— PROBLEM DETAILS —
Each record is to be transcribed exactly.
━━━ THE DATA ━━━
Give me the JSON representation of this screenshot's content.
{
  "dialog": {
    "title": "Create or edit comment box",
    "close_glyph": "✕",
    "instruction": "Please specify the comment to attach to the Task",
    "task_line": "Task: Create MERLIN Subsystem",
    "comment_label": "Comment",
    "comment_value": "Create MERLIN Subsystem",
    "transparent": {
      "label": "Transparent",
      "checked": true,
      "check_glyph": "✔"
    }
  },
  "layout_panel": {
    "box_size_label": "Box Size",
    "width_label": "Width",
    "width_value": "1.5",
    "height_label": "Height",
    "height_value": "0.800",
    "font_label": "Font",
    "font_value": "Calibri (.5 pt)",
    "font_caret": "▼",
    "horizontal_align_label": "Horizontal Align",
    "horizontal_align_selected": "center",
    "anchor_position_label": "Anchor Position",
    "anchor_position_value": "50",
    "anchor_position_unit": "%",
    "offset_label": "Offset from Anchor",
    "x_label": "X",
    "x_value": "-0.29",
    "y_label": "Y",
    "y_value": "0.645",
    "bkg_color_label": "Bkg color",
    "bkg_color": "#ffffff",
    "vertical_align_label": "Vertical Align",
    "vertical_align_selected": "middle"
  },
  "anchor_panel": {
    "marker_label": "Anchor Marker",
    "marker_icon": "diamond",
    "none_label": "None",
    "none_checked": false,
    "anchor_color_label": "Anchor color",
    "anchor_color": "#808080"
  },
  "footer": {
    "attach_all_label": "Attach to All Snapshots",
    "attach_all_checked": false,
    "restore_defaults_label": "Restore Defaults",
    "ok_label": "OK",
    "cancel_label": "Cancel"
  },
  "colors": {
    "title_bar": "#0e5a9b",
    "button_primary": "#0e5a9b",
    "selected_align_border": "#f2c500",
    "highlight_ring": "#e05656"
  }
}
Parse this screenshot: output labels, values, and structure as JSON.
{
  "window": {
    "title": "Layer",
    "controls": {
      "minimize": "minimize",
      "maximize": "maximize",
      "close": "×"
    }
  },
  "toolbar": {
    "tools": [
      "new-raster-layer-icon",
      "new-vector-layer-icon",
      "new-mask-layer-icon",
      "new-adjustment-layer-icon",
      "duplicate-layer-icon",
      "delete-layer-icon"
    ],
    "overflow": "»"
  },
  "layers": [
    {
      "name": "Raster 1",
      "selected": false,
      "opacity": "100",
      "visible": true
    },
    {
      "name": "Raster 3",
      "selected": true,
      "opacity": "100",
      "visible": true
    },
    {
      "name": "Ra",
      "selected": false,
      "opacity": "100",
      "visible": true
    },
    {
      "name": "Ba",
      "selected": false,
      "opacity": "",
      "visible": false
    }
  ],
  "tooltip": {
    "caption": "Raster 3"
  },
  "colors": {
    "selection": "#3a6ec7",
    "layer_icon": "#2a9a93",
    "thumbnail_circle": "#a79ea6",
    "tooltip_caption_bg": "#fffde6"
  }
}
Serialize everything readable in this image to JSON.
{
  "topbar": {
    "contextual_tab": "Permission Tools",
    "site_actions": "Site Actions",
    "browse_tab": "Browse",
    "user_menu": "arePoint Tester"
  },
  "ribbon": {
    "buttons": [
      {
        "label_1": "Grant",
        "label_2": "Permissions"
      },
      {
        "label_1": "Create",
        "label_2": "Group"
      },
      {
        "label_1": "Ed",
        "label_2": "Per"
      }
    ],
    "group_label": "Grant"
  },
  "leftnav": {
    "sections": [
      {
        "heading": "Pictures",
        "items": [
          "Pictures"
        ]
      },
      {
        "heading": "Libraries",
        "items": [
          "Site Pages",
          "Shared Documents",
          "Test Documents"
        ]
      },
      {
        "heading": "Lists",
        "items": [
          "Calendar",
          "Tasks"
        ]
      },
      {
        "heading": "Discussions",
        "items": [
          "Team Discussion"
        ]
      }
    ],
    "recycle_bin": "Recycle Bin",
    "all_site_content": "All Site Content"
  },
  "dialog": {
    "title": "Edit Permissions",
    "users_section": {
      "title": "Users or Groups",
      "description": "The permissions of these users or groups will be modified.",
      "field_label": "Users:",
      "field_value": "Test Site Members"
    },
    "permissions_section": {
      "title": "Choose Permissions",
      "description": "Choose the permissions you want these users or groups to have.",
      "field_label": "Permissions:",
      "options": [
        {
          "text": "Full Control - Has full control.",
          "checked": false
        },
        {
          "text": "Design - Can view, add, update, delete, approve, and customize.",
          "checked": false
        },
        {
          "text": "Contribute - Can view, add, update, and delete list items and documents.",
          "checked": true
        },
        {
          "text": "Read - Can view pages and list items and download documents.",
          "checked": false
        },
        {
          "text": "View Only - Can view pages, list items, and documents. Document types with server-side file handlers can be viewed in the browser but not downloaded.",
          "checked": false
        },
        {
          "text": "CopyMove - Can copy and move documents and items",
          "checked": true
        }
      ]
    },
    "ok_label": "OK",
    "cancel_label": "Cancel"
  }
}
━━━
— ANSWER IN FULL —
Give me the JSON representation of this screenshot's content.
{
  "dialog": {
    "title": "Create or edit comment box",
    "close_glyph": "✕",
    "instruction": "Please specify the comment to attach to the Task",
    "task_line": "Task: Create MERLIN Subsystem",
    "comment_label": "Comment",
    "comment_value": "Create MERLIN Subsystem",
    "transparent": {
      "label": "Transparent",
      "checked": true,
      "check_glyph": "✔"
    }
  },
  "layout_panel": {
    "box_size_label": "Box Size",
    "width_label": "Width",
    "width_value": "1.5",
    "height_label": "Height",
    "height_value": "0.800",
    "font_label": "Font",
    "font_value": "Calibri (.5 pt)",
    "font_caret": "▼",
    "horizontal_align_label": "Horizontal Align",
    "horizontal_align_selected": "center",
    "anchor_position_label": "Anchor Position",
    "anchor_position_value": "50",
    "anchor_position_unit": "%",
    "offset_label": "Offset from Anchor",
    "x_label": "X",
    "x_value": "-0.29",
    "y_label": "Y",
    "y_value": "0.645",
    "bkg_color_label": "Bkg color",
    "bkg_color": "#ffffff",
    "vertical_align_label": "Vertical Align",
    "vertical_align_selected": "middle"
  },
  "anchor_panel": {
    "marker_label": "Anchor Marker",
    "marker_icon": "diamond",
    "none_label": "None",
    "none_checked": false,
    "anchor_color_label": "Anchor color",
    "anchor_color": "#808080"
  },
  "footer": {
    "attach_all_label": "Attach to All Snapshots",
    "attach_all_checked": false,
    "restore_defaults_label": "Restore Defaults",
    "ok_label": "OK",
    "cancel_label": "Cancel"
  },
  "colors": {
    "title_bar": "#0e5a9b",
    "button_primary": "#0e5a9b",
    "selected_align_border": "#f2c500",
    "highlight_ring": "#e05656"
  }
}
Parse this screenshot: output labels, values, and structure as JSON.
{
  "window": {
    "title": "Layer",
    "controls": {
      "minimize": "minimize",
      "maximize": "maximize",
      "close": "×"
    }
  },
  "toolbar": {
    "tools": [
      "new-raster-layer-icon",
      "new-vector-layer-icon",
      "new-mask-layer-icon",
      "new-adjustment-layer-icon",
      "duplicate-layer-icon",
      "delete-layer-icon"
    ],
    "overflow": "»"
  },
  "layers": [
    {
      "name": "Raster 1",
      "selected": false,
      "opacity": "100",
      "visible": true
    },
    {
      "name": "Raster 3",
      "selected": true,
      "opacity": "100",
      "visible": true
    },
    {
      "name": "Ra",
      "selected": false,
      "opacity": "100",
      "visible": true
    },
    {
      "name": "Ba",
      "selected": false,
      "opacity": "",
      "visible": false
    }
  ],
  "tooltip": {
    "caption": "Raster 3"
  },
  "colors": {
    "selection": "#3a6ec7",
    "layer_icon": "#2a9a93",
    "thumbnail_circle": "#a79ea6",
    "tooltip_caption_bg": "#fffde6"
  }
}
Serialize everything readable in this image to JSON.
{
  "topbar": {
    "contextual_tab": "Permission Tools",
    "site_actions": "Site Actions",
    "browse_tab": "Browse",
    "user_menu": "arePoint Tester"
  },
  "ribbon": {
    "buttons": [
      {
        "label_1": "Grant",
        "label_2": "Permissions"
      },
      {
        "label_1": "Create",
        "label_2": "Group"
      },
      {
        "label_1": "Ed",
        "label_2": "Per"
      }
    ],
    "group_label": "Grant"
  },
  "leftnav": {
    "sections": [
      {
        "heading": "Pictures",
        "items": [
          "Pictures"
        ]
      },
      {
        "heading": "Libraries",
        "items": [
          "Site Pages",
          "Shared Documents",
          "Test Documents"
        ]
      },
      {
        "heading": "Lists",
        "items": [
          "Calendar",
          "Tasks"
        ]
      },
      {
        "heading": "Discussions",
        "items": [
          "Team Discussion"
        ]
      }
    ],
    "recycle_bin": "Recycle Bin",
    "all_site_content": "All Site Content"
  },
  "dialog": {
    "title": "Edit Permissions",
    "users_section": {
      "title": "Users or Groups",
      "description": "The permissions of these users or groups will be modified.",
      "field_label": "Users:",
      "field_value": "Test Site Members"
    },
    "permissions_section": {
      "title": "Choose Permissions",
      "description": "Choose the permissions you want these users or groups to have.",
      "field_label": "Permissions:",
      "options": [
        {
          "text": "Full Control - Has full control.",
          "checked": false
        },
        {
          "text": "Design - Can view, add, update, delete, approve, and customize.",
          "checked": false
        },
        {
          "text": "Contribute - Can view, add, update, and delete list items and documents.",
          "checked": true
        },
        {
          "text": "Read - Can view pages and list items and download documents.",
          "checked": false
        },
        {
          "text": "View Only - Can view pages, list items, and documents. Document types with server-side file handlers can be viewed in the browser but not downloaded.",
          "checked": false
        },
        {
          "text": "CopyMove - Can copy and move documents and items",
          "checked": true
        }
      ]
    },
    "ok_label": "OK",
    "cancel_label": "Cancel"
  }
}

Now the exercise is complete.